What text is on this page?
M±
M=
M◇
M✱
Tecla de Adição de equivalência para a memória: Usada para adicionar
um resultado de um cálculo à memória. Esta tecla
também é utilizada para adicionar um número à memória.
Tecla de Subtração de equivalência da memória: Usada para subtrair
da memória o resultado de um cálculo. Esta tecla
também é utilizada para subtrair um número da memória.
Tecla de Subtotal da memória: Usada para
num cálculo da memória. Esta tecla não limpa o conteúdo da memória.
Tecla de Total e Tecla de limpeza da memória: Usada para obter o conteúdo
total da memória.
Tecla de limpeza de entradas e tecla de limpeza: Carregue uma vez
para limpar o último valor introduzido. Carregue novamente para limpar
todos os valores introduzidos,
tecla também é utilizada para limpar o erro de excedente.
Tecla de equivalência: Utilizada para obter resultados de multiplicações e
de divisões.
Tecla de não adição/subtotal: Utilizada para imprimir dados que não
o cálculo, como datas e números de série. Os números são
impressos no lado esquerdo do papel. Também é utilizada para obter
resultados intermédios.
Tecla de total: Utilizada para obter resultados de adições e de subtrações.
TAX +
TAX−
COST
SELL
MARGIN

### Exercise requirements
Search the lines above for the string "limpar" and copy each line that has it.

### Written response
para limpar o último valor introduzido. Carregue novamente para limpar
tecla também é utilizada para limpar o erro de excedente.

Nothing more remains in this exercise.